● **Objective**
Write out the material exactly, without any of its pictures.

(Extracted data entries)

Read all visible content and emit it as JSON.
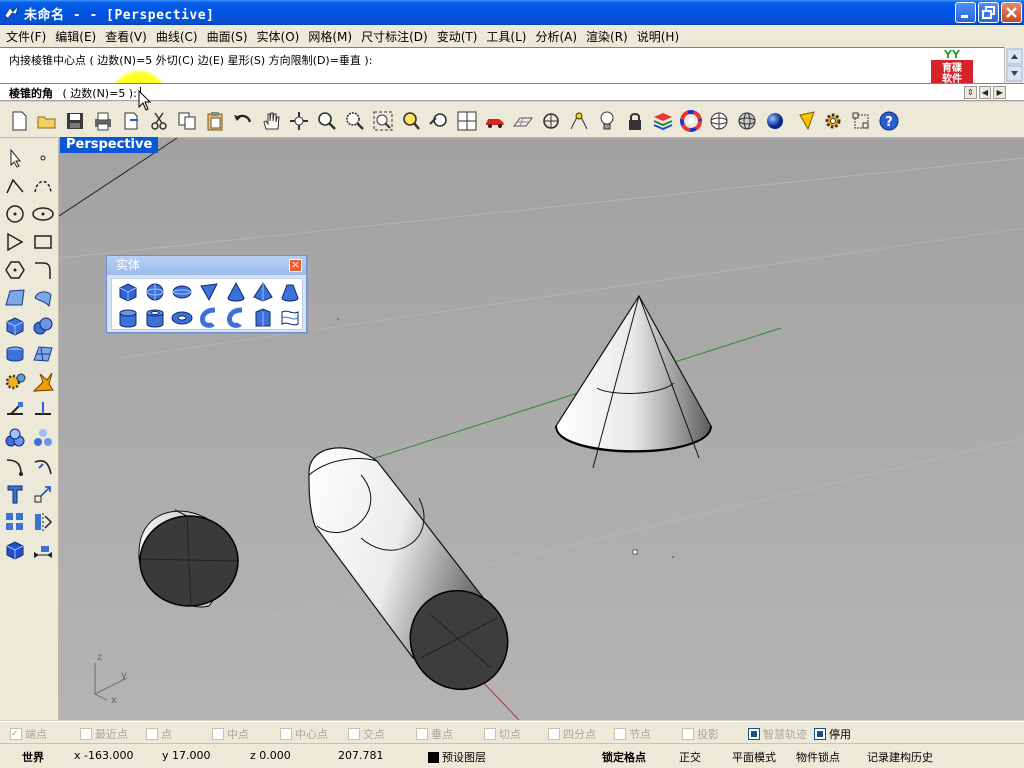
{
  "window": {
    "title": "未命名 -  - [Perspective]"
  },
  "menu": [
    "文件(F)",
    "编辑(E)",
    "查看(V)",
    "曲线(C)",
    "曲面(S)",
    "实体(O)",
    "网格(M)",
    "尺寸标注(D)",
    "变动(T)",
    "工具(L)",
    "分析(A)",
    "渲染(R)",
    "说明(H)"
  ],
  "command_history": {
    "line": "内接棱锥中心点 ( 边数(N)=5  外切(C)  边(E)  星形(S)  方向限制(D)=垂直 ):"
  },
  "logo": {
    "top": "YY",
    "line1": "育碟",
    "line2": "软件"
  },
  "command_prompt": {
    "label": "棱锥的角",
    "option": "( 边数(N)=5 ):"
  },
  "viewport": {
    "label": "Perspective",
    "axis_z": "z",
    "axis_y": "y",
    "axis_x": "x"
  },
  "palette": {
    "title": "实体",
    "close": "×"
  },
  "osnaps": [
    {
      "label": "端点",
      "state": "checked-disabled"
    },
    {
      "label": "最近点",
      "state": "off"
    },
    {
      "label": "点",
      "state": "off"
    },
    {
      "label": "中点",
      "state": "off"
    },
    {
      "label": "中心点",
      "state": "off"
    },
    {
      "label": "交点",
      "state": "off"
    },
    {
      "label": "垂点",
      "state": "off"
    },
    {
      "label": "切点",
      "state": "off"
    },
    {
      "label": "四分点",
      "state": "off"
    },
    {
      "label": "节点",
      "state": "off"
    },
    {
      "label": "投影",
      "state": "off"
    },
    {
      "label": "智慧轨迹",
      "state": "on-disabled"
    },
    {
      "label": "停用",
      "state": "on"
    }
  ],
  "status": {
    "cplane": "世界",
    "x": "x -163.000",
    "y": "y 17.000",
    "z": "z 0.000",
    "dist": "207.781",
    "layer": "预设图层",
    "grid_snap": "锁定格点",
    "ortho": "正交",
    "planar": "平面模式",
    "osnap": "物件锁点",
    "history": "记录建构历史"
  },
  "colors": {
    "title_bar": "#0054e3",
    "viewport_bg": "#a9a9a9",
    "viewport_tab": "#0a56d6",
    "highlight": "#ffff00"
  }
}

● **Right answer**
Read all visible content and emit it as JSON.
{
  "window": {
    "title": "未命名 -  - [Perspective]"
  },
  "menu": [
    "文件(F)",
    "编辑(E)",
    "查看(V)",
    "曲线(C)",
    "曲面(S)",
    "实体(O)",
    "网格(M)",
    "尺寸标注(D)",
    "变动(T)",
    "工具(L)",
    "分析(A)",
    "渲染(R)",
    "说明(H)"
  ],
  "command_history": {
    "line": "内接棱锥中心点 ( 边数(N)=5  外切(C)  边(E)  星形(S)  方向限制(D)=垂直 ):"
  },
  "logo": {
    "top": "YY",
    "line1": "育碟",
    "line2": "软件"
  },
  "command_prompt": {
    "label": "棱锥的角",
    "option": "( 边数(N)=5 ):"
  },
  "viewport": {
    "label": "Perspective",
    "axis_z": "z",
    "axis_y": "y",
    "axis_x": "x"
  },
  "palette": {
    "title": "实体",
    "close": "×"
  },
  "osnaps": [
    {
      "label": "端点",
      "state": "checked-disabled"
    },
    {
      "label": "最近点",
      "state": "off"
    },
    {
      "label": "点",
      "state": "off"
    },
    {
      "label": "中点",
      "state": "off"
    },
    {
      "label": "中心点",
      "state": "off"
    },
    {
      "label": "交点",
      "state": "off"
    },
    {
      "label": "垂点",
      "state": "off"
    },
    {
      "label": "切点",
      "state": "off"
    },
    {
      "label": "四分点",
      "state": "off"
    },
    {
      "label": "节点",
      "state": "off"
    },
    {
      "label": "投影",
      "state": "off"
    },
    {
      "label": "智慧轨迹",
      "state": "on-disabled"
    },
    {
      "label": "停用",
      "state": "on"
    }
  ],
  "status": {
    "cplane": "世界",
    "x": "x -163.000",
    "y": "y 17.000",
    "z": "z 0.000",
    "dist": "207.781",
    "layer": "预设图层",
    "grid_snap": "锁定格点",
    "ortho": "正交",
    "planar": "平面模式",
    "osnap": "物件锁点",
    "history": "记录建构历史"
  },
  "colors": {
    "title_bar": "#0054e3",
    "viewport_bg": "#a9a9a9",
    "viewport_tab": "#0a56d6",
    "highlight": "#ffff00"
  }
}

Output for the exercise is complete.